• **What to do**: Return the listing below unchanged, minus its pictures.

————————

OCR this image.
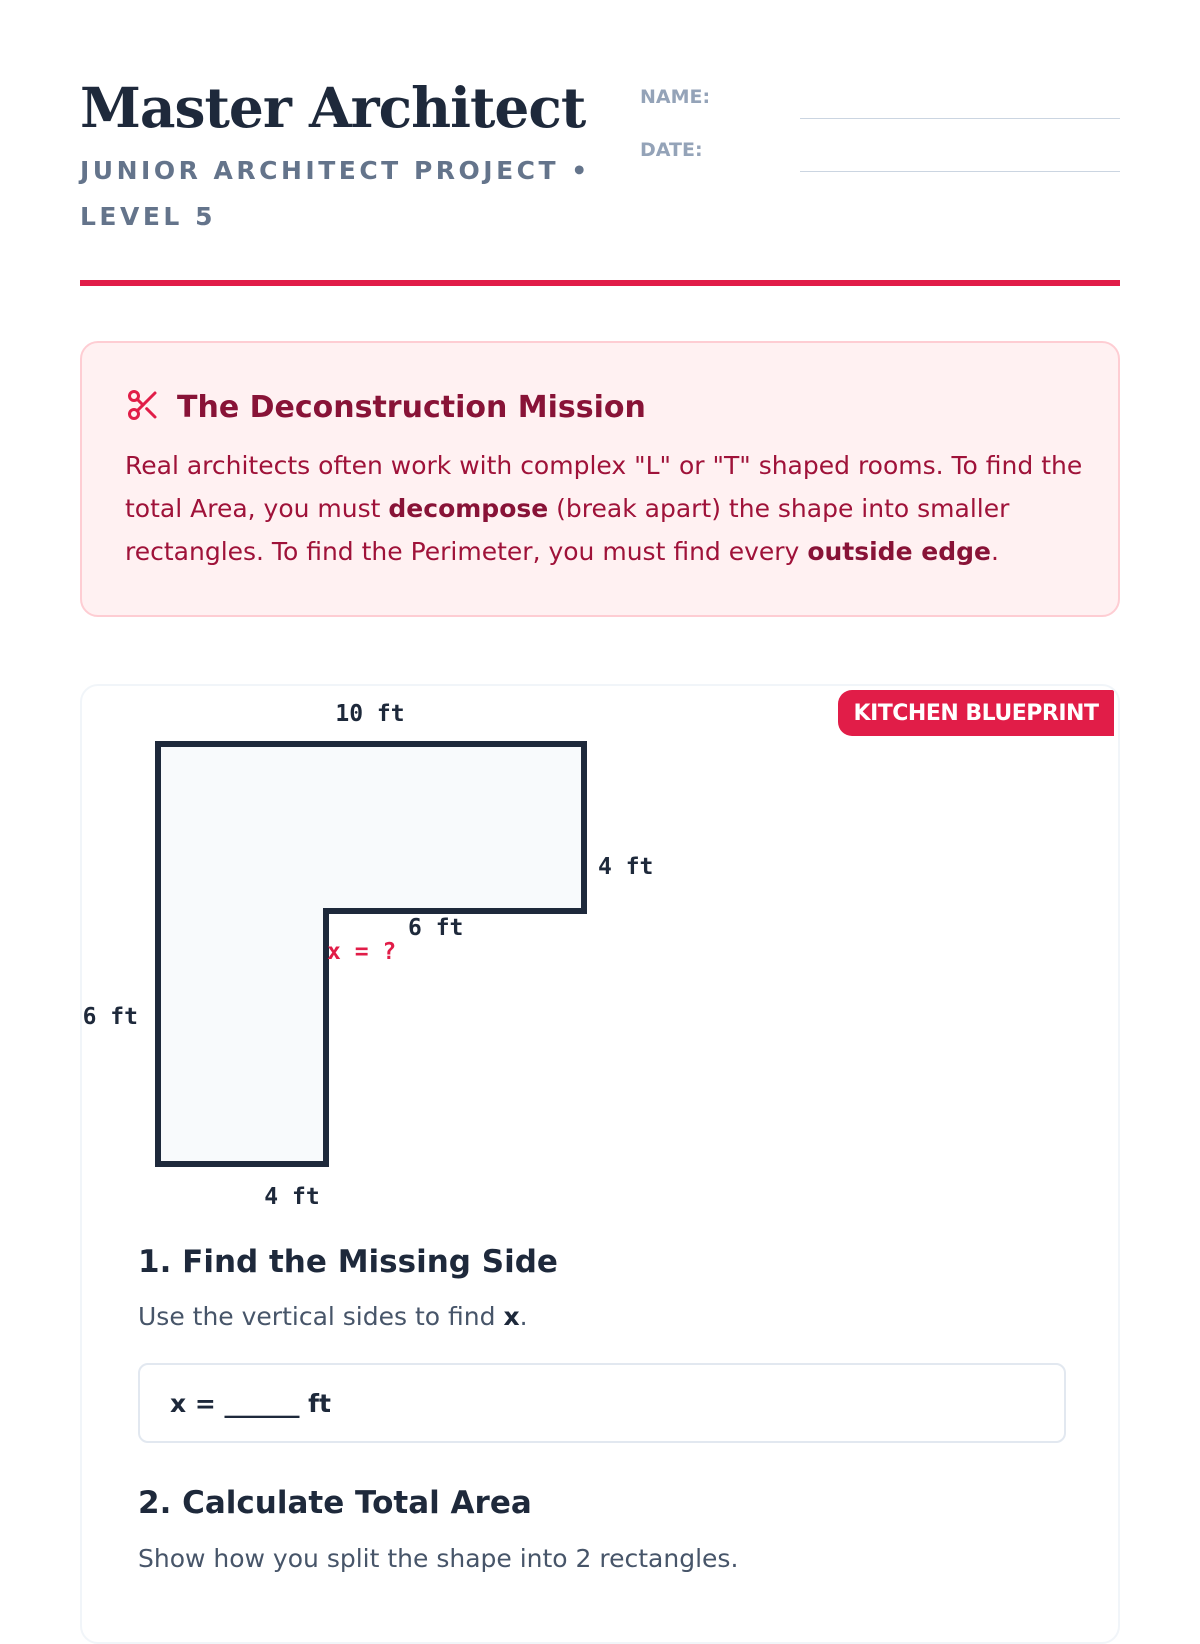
Master Architect
JUNIOR ARCHITECT PROJECT • LEVEL 5
NAME:
DATE:
The Deconstruction Mission
Real architects often work with complex "L" or "T" shaped rooms. To find the total Area, you must decompose (break apart) the shape into smaller rectangles. To find the Perimeter, you must find every outside edge.
KITCHEN BLUEPRINT
10 ft
4 ft
6 ft
x = ?
6 ft
4 ft
1. Find the Missing Side
Use the vertical sides to find x.
x = ______ ft
2. Calculate Total Area
Show how you split the shape into 2 rectangles.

————————

• **The completed task**:
OCR this image.
Master Architect
JUNIOR ARCHITECT PROJECT • LEVEL 5
NAME:
DATE:
The Deconstruction Mission
Real architects often work with complex "L" or "T" shaped rooms. To find the total Area, you must decompose (break apart) the shape into smaller rectangles. To find the Perimeter, you must find every outside edge.
KITCHEN BLUEPRINT
10 ft
4 ft
6 ft
x = ?
6 ft
4 ft
1. Find the Missing Side
Use the vertical sides to find x.
x = ______ ft
2. Calculate Total Area
Show how you split the shape into 2 rectangles.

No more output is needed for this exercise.